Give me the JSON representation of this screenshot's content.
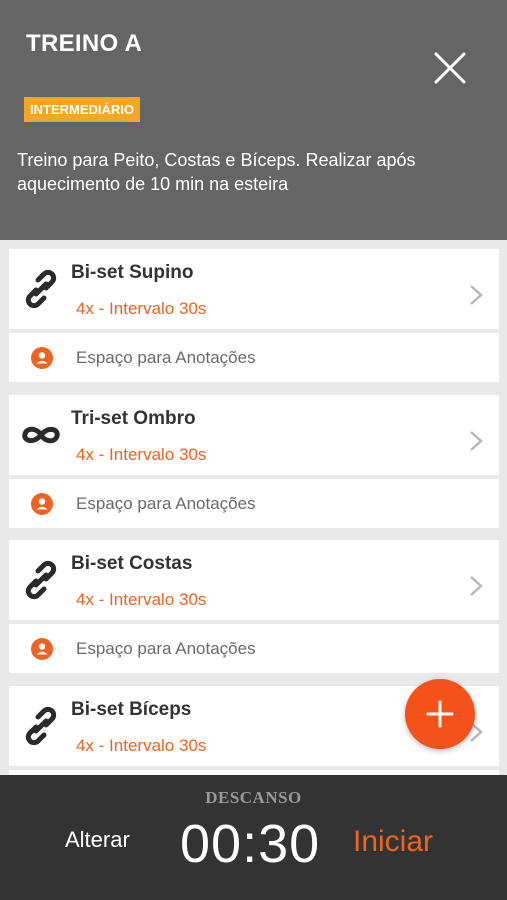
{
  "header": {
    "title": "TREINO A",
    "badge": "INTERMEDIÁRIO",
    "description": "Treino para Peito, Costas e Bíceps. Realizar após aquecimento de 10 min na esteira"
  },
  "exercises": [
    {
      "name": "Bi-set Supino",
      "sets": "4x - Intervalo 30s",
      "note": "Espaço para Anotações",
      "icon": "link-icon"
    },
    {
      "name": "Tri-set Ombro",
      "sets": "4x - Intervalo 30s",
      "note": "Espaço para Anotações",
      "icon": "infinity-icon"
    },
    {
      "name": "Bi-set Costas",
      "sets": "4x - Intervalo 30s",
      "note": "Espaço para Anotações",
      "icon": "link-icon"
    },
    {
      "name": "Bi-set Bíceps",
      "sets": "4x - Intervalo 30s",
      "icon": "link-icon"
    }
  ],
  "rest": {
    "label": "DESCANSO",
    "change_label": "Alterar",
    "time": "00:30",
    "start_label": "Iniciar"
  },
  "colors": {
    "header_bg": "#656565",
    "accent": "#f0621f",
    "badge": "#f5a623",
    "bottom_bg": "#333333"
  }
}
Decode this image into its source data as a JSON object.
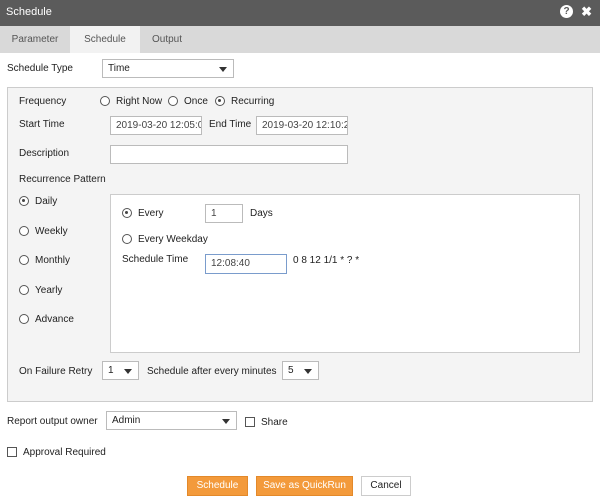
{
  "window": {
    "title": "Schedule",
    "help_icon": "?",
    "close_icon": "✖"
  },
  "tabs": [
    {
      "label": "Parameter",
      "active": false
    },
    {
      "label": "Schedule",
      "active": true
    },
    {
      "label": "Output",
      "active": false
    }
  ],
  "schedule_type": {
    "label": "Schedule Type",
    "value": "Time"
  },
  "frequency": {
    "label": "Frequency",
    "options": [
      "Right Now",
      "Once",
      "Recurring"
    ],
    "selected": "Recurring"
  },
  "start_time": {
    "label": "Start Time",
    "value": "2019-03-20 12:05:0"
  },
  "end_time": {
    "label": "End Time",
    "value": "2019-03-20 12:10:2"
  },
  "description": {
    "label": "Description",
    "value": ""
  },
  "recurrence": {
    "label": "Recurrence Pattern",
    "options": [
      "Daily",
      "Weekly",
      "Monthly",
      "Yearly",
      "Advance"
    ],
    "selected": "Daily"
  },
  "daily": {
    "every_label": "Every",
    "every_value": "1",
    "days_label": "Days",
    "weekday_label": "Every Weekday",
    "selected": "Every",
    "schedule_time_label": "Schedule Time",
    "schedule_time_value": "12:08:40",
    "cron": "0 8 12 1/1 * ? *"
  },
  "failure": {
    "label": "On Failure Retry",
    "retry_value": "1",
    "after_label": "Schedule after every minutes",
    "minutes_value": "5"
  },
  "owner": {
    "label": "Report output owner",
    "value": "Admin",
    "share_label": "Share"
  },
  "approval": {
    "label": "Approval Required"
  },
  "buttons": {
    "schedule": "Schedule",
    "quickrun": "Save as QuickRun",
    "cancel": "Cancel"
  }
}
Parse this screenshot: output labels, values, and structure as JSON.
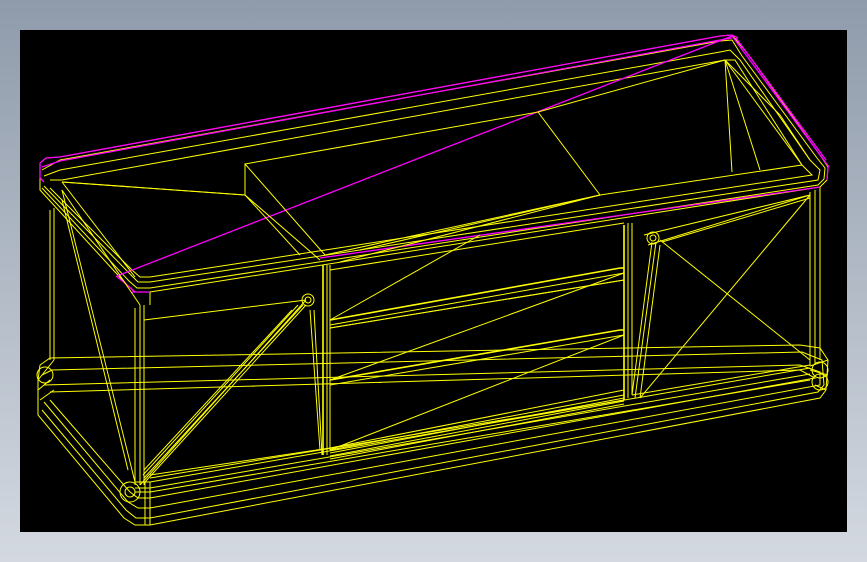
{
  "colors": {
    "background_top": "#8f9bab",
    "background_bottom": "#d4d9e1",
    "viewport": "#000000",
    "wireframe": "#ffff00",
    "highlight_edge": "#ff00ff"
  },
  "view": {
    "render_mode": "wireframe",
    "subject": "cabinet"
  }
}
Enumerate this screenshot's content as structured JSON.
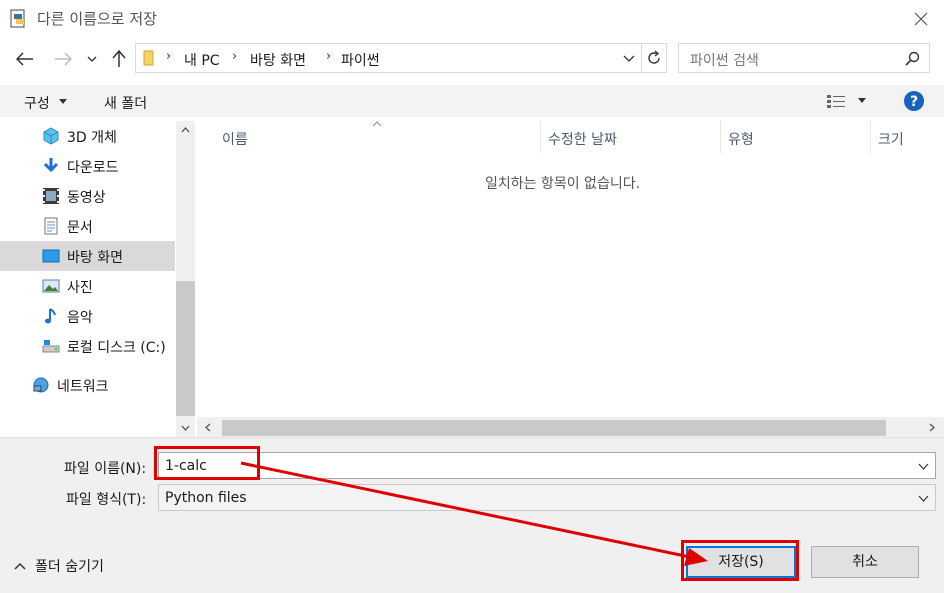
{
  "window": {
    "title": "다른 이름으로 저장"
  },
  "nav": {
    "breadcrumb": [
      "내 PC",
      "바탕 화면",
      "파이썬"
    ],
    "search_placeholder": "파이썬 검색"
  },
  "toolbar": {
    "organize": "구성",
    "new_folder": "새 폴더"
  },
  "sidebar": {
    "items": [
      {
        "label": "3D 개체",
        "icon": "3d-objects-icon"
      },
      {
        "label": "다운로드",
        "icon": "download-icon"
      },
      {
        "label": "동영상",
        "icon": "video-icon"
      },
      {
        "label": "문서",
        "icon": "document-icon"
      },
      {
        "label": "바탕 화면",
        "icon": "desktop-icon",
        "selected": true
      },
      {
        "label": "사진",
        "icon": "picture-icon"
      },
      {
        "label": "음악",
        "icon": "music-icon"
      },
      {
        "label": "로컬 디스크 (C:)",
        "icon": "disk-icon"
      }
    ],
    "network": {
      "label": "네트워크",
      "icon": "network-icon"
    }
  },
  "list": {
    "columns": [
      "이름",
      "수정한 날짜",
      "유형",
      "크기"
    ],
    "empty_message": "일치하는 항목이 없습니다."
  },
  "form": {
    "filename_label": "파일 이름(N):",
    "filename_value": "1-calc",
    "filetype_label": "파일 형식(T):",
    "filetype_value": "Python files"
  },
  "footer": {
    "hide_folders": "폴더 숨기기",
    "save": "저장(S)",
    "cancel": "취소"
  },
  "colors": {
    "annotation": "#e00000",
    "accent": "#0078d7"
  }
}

---

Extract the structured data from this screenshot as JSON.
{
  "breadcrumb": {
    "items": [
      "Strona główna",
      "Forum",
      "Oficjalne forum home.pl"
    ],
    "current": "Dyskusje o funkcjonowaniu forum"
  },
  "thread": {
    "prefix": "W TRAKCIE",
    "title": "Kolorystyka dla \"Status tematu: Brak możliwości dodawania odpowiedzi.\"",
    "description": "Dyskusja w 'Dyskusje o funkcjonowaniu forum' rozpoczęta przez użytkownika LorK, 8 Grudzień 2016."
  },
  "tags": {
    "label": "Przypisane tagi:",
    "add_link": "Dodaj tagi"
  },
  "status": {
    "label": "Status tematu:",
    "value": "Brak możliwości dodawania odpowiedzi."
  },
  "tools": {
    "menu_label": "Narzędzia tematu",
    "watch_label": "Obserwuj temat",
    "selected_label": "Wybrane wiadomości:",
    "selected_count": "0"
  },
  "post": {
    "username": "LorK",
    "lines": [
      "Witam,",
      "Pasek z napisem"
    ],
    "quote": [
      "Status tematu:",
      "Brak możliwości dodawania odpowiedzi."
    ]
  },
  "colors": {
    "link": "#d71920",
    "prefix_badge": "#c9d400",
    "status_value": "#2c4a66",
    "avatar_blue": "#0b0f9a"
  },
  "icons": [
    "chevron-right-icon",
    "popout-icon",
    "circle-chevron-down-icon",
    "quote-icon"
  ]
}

---

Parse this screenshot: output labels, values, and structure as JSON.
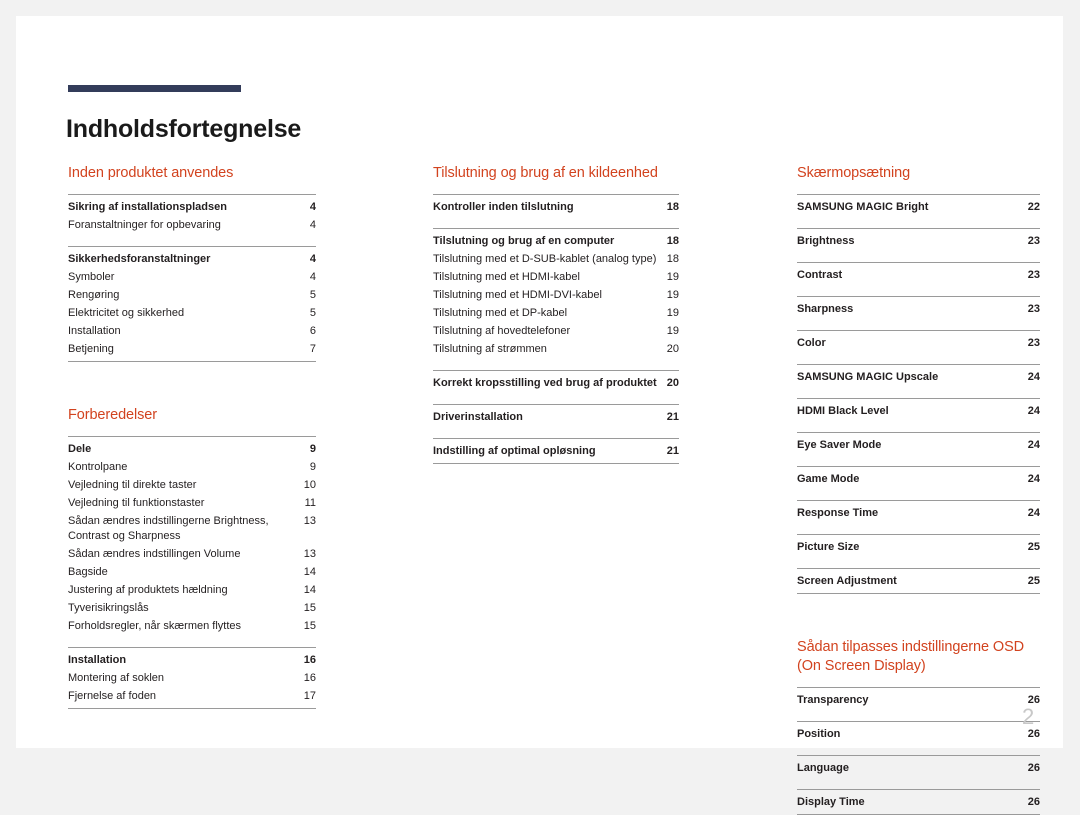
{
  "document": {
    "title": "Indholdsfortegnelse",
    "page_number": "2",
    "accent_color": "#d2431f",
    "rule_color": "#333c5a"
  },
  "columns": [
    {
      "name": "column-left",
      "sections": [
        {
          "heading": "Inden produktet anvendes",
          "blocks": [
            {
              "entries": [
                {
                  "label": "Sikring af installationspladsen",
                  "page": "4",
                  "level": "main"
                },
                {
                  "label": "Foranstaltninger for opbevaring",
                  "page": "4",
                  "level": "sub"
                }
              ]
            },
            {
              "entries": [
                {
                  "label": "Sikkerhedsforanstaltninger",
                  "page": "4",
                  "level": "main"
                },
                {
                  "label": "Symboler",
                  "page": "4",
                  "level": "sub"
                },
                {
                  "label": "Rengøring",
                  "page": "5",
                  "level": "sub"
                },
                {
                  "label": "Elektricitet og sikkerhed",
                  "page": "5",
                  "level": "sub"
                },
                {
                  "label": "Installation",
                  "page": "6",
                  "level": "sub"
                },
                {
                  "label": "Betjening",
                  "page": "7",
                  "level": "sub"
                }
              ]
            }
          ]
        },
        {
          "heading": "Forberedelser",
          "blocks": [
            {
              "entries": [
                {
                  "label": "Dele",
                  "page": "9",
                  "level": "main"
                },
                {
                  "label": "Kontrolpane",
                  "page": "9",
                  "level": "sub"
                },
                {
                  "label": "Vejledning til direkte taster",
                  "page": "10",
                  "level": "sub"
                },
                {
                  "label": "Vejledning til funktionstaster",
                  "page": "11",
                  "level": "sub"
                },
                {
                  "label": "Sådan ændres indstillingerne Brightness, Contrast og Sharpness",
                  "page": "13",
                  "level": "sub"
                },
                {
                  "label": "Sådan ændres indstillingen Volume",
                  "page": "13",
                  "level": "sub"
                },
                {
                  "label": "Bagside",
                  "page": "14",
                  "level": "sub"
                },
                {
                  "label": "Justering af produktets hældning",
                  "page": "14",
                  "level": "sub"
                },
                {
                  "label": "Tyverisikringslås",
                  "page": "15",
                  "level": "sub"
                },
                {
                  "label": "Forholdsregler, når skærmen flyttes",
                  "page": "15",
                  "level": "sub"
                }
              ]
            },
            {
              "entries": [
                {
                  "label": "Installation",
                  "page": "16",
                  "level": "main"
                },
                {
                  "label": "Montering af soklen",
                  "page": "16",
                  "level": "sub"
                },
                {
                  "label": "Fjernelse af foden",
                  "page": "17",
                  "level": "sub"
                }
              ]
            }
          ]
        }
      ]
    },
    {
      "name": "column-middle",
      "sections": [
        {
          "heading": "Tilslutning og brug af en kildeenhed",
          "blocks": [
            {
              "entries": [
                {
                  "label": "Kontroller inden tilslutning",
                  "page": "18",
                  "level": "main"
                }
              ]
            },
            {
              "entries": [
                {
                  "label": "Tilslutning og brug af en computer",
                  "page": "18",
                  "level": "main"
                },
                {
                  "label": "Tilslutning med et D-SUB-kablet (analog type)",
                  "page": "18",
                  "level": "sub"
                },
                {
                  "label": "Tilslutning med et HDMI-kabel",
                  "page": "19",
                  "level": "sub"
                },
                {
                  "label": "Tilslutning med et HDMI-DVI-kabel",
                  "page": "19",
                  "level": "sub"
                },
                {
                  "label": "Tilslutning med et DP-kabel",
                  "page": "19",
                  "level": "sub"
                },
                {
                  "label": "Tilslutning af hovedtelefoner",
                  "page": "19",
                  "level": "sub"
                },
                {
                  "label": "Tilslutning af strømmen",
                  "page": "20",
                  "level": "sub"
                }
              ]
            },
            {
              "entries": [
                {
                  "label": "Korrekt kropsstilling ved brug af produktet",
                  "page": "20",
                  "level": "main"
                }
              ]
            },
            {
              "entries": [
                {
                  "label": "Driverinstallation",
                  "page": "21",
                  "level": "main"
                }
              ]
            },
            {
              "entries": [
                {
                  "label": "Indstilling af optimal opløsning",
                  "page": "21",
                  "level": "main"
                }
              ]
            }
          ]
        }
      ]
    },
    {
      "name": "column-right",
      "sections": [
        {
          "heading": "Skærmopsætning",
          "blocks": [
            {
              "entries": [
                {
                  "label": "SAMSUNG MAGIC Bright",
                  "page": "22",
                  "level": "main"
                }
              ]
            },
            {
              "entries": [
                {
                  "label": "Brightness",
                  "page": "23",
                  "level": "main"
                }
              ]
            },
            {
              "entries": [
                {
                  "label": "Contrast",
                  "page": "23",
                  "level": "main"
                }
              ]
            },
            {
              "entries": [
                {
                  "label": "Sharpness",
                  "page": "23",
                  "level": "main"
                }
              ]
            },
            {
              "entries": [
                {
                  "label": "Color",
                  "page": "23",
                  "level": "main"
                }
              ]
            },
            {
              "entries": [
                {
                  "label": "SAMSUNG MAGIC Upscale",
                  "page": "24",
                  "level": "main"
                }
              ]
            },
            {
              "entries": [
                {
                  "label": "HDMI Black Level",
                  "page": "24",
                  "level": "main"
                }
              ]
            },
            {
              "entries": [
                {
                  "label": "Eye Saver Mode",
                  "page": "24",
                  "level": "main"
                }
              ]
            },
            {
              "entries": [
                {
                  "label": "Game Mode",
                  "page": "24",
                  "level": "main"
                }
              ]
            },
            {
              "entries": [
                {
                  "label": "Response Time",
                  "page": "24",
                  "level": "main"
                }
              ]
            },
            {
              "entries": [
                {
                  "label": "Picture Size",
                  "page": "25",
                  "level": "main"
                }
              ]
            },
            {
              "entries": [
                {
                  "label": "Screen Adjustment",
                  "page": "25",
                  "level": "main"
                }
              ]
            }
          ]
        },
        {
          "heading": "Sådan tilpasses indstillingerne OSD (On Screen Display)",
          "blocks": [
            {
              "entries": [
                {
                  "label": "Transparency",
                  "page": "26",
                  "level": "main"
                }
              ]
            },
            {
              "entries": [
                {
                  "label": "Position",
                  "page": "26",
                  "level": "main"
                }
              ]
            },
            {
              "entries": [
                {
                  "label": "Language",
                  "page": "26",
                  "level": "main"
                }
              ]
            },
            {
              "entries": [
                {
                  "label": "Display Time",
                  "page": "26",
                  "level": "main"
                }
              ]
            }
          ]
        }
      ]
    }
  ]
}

---

INSTRUCTIONS TO FOLLOW >> Determine how many lines of the listing above include the word "content", and report that number only.

EXERCISE RESULT >> 2